> [Exercise material]:
======

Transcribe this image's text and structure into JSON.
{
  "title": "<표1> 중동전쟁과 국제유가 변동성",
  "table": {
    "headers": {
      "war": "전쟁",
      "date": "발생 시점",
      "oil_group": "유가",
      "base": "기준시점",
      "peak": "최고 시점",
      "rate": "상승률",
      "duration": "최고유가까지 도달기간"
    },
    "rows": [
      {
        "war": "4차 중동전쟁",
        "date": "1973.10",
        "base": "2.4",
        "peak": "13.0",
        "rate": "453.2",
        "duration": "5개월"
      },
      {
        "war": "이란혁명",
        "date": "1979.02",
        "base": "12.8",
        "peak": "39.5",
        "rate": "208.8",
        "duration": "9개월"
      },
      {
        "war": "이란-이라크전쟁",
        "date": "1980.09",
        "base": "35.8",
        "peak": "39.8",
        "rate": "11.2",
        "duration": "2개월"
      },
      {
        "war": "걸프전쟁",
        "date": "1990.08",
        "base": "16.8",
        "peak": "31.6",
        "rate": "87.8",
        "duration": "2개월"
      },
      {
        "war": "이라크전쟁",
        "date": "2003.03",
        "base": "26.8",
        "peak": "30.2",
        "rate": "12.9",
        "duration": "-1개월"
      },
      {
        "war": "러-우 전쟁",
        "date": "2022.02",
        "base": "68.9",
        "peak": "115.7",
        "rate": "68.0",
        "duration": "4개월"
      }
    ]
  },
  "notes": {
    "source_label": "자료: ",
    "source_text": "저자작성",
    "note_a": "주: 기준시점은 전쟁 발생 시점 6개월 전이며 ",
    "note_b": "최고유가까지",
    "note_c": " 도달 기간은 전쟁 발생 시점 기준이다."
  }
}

======

> [Request]:
Retype the records in full. Keep every line identical to the original.

> [Reply]:
Transcribe this image's text and structure into JSON.
{
  "title": "<표1> 중동전쟁과 국제유가 변동성",
  "table": {
    "headers": {
      "war": "전쟁",
      "date": "발생 시점",
      "oil_group": "유가",
      "base": "기준시점",
      "peak": "최고 시점",
      "rate": "상승률",
      "duration": "최고유가까지 도달기간"
    },
    "rows": [
      {
        "war": "4차 중동전쟁",
        "date": "1973.10",
        "base": "2.4",
        "peak": "13.0",
        "rate": "453.2",
        "duration": "5개월"
      },
      {
        "war": "이란혁명",
        "date": "1979.02",
        "base": "12.8",
        "peak": "39.5",
        "rate": "208.8",
        "duration": "9개월"
      },
      {
        "war": "이란-이라크전쟁",
        "date": "1980.09",
        "base": "35.8",
        "peak": "39.8",
        "rate": "11.2",
        "duration": "2개월"
      },
      {
        "war": "걸프전쟁",
        "date": "1990.08",
        "base": "16.8",
        "peak": "31.6",
        "rate": "87.8",
        "duration": "2개월"
      },
      {
        "war": "이라크전쟁",
        "date": "2003.03",
        "base": "26.8",
        "peak": "30.2",
        "rate": "12.9",
        "duration": "-1개월"
      },
      {
        "war": "러-우 전쟁",
        "date": "2022.02",
        "base": "68.9",
        "peak": "115.7",
        "rate": "68.0",
        "duration": "4개월"
      }
    ]
  },
  "notes": {
    "source_label": "자료: ",
    "source_text": "저자작성",
    "note_a": "주: 기준시점은 전쟁 발생 시점 6개월 전이며 ",
    "note_b": "최고유가까지",
    "note_c": " 도달 기간은 전쟁 발생 시점 기준이다."
  }
}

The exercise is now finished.